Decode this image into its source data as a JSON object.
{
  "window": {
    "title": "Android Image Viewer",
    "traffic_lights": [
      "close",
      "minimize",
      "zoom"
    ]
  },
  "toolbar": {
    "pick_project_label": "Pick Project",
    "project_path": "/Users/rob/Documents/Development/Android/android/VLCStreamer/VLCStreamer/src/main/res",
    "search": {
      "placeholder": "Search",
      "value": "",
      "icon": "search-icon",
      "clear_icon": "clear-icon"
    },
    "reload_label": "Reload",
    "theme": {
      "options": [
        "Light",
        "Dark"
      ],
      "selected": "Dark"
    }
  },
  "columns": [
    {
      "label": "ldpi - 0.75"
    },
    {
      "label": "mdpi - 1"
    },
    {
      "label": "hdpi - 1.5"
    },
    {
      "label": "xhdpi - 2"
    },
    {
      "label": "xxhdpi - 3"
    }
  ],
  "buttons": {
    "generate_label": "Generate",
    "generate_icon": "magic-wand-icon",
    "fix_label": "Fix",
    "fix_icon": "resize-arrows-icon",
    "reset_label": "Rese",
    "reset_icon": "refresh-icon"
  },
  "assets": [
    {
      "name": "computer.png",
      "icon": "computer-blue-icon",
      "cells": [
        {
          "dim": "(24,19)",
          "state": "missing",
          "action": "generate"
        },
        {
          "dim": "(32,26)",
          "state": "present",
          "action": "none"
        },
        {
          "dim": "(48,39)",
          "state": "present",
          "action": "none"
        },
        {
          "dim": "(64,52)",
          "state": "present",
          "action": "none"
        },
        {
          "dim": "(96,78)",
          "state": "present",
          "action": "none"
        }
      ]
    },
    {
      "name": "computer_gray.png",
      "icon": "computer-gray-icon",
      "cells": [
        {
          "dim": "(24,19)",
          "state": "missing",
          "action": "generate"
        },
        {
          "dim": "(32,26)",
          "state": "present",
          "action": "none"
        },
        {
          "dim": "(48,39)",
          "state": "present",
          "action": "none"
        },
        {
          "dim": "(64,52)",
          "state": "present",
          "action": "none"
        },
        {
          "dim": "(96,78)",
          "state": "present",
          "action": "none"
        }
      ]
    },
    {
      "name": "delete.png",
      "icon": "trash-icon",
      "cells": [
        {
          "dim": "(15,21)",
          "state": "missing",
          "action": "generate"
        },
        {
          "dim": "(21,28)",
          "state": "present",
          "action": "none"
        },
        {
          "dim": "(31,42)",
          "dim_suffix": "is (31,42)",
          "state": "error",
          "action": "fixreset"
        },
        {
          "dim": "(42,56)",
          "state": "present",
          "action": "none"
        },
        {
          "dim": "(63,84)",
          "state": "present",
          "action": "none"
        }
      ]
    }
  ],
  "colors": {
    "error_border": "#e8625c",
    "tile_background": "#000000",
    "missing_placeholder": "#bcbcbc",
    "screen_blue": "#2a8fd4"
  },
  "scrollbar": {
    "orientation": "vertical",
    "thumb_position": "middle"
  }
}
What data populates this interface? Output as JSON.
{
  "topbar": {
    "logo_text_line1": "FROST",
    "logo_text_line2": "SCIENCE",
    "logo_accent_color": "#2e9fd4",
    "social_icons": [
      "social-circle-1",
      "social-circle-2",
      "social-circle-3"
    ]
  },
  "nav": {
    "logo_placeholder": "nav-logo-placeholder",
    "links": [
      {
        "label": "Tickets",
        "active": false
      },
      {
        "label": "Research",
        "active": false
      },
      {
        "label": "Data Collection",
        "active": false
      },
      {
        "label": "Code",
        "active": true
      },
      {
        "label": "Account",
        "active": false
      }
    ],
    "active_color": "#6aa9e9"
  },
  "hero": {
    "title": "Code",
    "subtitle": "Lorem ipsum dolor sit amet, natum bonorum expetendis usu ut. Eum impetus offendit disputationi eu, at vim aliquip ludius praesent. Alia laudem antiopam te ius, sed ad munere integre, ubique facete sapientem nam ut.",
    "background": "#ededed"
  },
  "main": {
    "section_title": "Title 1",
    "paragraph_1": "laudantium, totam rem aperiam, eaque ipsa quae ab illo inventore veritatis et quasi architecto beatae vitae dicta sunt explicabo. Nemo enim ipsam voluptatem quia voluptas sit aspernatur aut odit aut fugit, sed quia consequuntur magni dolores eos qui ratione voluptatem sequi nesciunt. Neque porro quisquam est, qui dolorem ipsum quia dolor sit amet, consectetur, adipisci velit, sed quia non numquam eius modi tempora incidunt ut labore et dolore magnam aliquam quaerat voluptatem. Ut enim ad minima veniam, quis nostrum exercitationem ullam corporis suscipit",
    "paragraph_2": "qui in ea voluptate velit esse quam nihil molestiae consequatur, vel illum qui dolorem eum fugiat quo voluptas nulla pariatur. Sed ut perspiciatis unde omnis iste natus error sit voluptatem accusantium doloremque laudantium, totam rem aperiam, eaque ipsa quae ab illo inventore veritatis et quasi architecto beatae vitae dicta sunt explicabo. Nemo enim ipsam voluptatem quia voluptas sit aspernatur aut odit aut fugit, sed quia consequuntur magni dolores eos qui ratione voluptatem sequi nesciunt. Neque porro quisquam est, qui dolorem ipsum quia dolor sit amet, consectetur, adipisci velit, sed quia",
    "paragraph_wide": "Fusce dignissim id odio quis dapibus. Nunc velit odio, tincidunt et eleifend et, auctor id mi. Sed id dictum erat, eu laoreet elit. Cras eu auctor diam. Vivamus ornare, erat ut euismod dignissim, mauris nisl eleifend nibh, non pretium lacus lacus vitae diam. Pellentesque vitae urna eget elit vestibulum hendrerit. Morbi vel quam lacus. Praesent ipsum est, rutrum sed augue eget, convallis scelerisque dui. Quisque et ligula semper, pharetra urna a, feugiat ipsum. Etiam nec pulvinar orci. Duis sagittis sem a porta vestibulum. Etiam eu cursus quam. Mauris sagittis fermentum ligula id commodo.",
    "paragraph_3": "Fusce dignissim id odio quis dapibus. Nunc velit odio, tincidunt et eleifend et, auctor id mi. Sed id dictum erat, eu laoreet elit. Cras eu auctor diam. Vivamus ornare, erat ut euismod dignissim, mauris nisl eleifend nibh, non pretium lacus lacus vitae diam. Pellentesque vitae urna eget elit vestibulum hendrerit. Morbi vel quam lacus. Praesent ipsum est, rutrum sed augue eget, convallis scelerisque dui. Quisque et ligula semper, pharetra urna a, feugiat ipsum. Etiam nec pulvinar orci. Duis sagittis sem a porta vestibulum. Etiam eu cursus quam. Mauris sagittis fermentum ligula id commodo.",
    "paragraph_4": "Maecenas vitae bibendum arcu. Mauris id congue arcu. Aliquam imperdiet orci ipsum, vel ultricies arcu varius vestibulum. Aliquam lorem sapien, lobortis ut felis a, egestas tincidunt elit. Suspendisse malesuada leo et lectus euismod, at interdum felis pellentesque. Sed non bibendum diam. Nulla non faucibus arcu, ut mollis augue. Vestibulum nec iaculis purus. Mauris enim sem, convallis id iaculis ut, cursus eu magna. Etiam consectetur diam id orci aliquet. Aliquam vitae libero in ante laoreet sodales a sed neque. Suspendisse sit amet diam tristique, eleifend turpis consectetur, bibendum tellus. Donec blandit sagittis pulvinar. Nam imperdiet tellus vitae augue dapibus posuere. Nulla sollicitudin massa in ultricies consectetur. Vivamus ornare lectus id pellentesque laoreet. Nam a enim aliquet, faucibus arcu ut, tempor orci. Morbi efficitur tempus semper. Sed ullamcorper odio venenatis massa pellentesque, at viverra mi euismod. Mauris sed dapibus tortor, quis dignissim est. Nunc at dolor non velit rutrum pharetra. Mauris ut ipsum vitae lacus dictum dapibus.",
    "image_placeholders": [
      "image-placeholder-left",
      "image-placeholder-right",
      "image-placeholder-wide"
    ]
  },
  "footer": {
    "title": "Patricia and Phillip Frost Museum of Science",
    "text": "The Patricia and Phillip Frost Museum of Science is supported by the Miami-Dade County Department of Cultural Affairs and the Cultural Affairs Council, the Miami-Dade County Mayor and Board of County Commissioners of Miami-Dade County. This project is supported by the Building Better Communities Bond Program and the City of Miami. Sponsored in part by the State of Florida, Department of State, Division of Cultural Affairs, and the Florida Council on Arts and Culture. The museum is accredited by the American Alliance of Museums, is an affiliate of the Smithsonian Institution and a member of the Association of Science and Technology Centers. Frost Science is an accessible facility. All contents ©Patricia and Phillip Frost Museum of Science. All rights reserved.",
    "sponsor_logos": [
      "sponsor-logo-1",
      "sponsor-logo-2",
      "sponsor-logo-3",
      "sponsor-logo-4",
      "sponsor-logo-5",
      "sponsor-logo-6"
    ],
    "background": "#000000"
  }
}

→ Aim of the exercise: Which lines hold the word "name"? Copy every one of them.

→ The result:
      "name": "computer.png",
      "name": "computer_gray.png",
      "name": "delete.png",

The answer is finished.